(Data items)
______

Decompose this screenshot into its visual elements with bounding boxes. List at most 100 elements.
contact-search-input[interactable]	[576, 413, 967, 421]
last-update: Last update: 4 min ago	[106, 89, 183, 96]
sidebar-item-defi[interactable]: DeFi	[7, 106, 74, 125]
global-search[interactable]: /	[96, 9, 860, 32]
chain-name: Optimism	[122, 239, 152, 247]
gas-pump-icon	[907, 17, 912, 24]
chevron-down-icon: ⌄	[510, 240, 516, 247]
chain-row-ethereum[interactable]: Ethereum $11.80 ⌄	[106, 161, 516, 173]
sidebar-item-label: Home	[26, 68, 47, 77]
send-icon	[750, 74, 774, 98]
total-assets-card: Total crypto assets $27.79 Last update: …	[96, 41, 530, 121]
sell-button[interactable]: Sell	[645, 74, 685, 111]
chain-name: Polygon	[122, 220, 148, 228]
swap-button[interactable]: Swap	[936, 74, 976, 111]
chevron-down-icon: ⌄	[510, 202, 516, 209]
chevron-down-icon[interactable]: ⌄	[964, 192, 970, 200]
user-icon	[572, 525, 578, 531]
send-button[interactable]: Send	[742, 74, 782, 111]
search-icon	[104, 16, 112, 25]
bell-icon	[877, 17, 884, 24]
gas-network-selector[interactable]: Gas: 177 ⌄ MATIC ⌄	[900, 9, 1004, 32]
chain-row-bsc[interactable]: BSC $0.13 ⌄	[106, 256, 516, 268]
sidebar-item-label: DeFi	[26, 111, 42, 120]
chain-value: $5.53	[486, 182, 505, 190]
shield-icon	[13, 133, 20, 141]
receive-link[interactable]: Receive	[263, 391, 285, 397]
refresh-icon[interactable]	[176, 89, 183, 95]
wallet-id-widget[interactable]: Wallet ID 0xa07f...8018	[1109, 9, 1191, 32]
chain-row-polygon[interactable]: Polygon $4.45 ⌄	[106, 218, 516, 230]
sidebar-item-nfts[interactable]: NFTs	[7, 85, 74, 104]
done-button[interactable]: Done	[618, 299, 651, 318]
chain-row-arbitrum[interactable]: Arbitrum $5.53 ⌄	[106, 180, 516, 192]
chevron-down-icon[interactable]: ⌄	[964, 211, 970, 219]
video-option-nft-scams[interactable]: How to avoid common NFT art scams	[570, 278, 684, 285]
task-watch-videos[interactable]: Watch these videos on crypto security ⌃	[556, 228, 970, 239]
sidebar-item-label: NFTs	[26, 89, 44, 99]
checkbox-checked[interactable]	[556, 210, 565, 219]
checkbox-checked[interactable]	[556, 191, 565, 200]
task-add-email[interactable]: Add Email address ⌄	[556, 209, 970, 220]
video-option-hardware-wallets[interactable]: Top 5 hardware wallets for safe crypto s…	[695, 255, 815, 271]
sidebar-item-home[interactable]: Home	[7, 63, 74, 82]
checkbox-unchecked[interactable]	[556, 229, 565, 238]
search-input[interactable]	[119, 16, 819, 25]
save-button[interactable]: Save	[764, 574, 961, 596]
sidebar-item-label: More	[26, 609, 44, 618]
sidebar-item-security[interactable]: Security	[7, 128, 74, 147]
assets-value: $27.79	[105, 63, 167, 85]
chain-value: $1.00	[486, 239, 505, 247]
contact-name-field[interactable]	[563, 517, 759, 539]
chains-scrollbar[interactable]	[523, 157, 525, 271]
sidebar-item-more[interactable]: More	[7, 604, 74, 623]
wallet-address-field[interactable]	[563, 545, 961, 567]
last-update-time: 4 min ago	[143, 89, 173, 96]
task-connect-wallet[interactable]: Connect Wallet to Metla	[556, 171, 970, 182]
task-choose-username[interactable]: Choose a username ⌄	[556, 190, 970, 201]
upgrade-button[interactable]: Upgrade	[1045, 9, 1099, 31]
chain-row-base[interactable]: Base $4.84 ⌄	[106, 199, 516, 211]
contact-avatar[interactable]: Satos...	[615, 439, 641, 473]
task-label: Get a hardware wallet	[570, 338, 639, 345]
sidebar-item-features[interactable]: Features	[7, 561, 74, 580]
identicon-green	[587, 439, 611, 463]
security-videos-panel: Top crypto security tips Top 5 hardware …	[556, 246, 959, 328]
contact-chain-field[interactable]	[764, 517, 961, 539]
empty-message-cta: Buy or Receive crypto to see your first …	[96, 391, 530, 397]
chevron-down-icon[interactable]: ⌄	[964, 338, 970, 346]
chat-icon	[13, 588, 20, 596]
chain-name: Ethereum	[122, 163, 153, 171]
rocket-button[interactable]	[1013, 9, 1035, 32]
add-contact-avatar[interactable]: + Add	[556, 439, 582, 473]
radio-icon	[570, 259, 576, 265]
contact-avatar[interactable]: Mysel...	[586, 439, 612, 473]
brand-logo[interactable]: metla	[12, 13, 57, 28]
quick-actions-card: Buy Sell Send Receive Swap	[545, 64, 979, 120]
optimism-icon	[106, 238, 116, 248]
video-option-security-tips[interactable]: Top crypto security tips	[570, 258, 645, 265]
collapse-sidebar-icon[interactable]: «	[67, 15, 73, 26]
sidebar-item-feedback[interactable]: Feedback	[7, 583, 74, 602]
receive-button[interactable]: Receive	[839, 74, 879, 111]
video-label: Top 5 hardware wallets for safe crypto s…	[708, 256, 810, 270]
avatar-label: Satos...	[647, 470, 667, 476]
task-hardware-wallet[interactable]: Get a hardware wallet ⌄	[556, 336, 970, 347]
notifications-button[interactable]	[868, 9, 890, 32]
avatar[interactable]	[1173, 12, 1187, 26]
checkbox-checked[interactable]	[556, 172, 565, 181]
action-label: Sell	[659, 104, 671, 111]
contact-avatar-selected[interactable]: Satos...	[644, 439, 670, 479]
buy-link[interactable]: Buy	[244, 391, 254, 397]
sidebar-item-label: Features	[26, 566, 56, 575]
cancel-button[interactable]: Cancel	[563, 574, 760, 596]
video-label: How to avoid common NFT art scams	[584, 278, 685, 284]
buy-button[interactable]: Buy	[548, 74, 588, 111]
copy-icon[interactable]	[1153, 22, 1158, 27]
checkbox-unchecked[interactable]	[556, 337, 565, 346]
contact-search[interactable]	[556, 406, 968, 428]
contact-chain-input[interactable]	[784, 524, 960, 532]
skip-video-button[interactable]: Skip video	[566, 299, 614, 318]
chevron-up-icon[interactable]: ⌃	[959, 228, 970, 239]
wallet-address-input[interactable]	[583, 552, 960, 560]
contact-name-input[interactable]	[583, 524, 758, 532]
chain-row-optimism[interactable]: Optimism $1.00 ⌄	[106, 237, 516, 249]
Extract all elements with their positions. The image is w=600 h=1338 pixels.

______

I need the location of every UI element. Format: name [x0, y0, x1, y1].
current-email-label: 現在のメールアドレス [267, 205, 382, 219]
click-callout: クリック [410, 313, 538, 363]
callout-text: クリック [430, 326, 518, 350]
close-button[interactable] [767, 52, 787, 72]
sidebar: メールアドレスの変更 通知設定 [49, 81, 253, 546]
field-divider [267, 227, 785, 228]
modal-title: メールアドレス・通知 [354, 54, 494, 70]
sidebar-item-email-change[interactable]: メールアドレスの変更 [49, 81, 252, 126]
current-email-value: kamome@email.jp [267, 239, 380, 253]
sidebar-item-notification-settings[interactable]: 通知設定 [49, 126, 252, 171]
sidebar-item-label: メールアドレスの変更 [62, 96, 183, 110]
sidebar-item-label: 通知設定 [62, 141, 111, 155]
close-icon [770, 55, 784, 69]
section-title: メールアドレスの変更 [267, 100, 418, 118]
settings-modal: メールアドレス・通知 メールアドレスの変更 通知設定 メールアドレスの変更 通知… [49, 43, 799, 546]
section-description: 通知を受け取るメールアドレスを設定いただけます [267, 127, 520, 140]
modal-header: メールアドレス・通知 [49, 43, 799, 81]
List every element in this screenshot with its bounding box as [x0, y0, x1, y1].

______

GOAL
Rewrite the lines from the one containing "Decompose this screenshot" through the one containing "chain-row-arbitrum[interactable]: Arbitrum $5.53", changing "chevron-down-icon" to "caret-down-icon" and leaving everything else unchanged.

TASK RESPONSE
Decompose this screenshot into its visual elements with bounding boxes. List at most 100 elements.
contact-search-input[interactable]	[576, 413, 967, 421]
last-update: Last update: 4 min ago	[106, 89, 183, 96]
sidebar-item-defi[interactable]: DeFi	[7, 106, 74, 125]
global-search[interactable]: /	[96, 9, 860, 32]
chain-name: Optimism	[122, 239, 152, 247]
gas-pump-icon	[907, 17, 912, 24]
caret-down-icon: ⌄	[510, 240, 516, 247]
chain-row-ethereum[interactable]: Ethereum $11.80 ⌄	[106, 161, 516, 173]
sidebar-item-label: Home	[26, 68, 47, 77]
send-icon	[750, 74, 774, 98]
total-assets-card: Total crypto assets $27.79 Last update: …	[96, 41, 530, 121]
sell-button[interactable]: Sell	[645, 74, 685, 111]
chain-name: Polygon	[122, 220, 148, 228]
swap-button[interactable]: Swap	[936, 74, 976, 111]
caret-down-icon: ⌄	[510, 202, 516, 209]
caret-down-icon[interactable]: ⌄	[964, 192, 970, 200]
user-icon	[572, 525, 578, 531]
send-button[interactable]: Send	[742, 74, 782, 111]
search-icon	[104, 16, 112, 25]
bell-icon	[877, 17, 884, 24]
gas-network-selector[interactable]: Gas: 177 ⌄ MATIC ⌄	[900, 9, 1004, 32]
chain-row-bsc[interactable]: BSC $0.13 ⌄	[106, 256, 516, 268]
sidebar-item-label: DeFi	[26, 111, 42, 120]
chain-value: $5.53	[486, 182, 505, 190]
shield-icon	[13, 133, 20, 141]
receive-link[interactable]: Receive	[263, 391, 285, 397]
refresh-icon[interactable]	[176, 89, 183, 95]
wallet-id-widget[interactable]: Wallet ID 0xa07f...8018	[1109, 9, 1191, 32]
chain-row-polygon[interactable]: Polygon $4.45 ⌄	[106, 218, 516, 230]
sidebar-item-nfts[interactable]: NFTs	[7, 85, 74, 104]
done-button[interactable]: Done	[618, 299, 651, 318]
chain-row-arbitrum[interactable]: Arbitrum $5.53 ⌄	[106, 180, 516, 192]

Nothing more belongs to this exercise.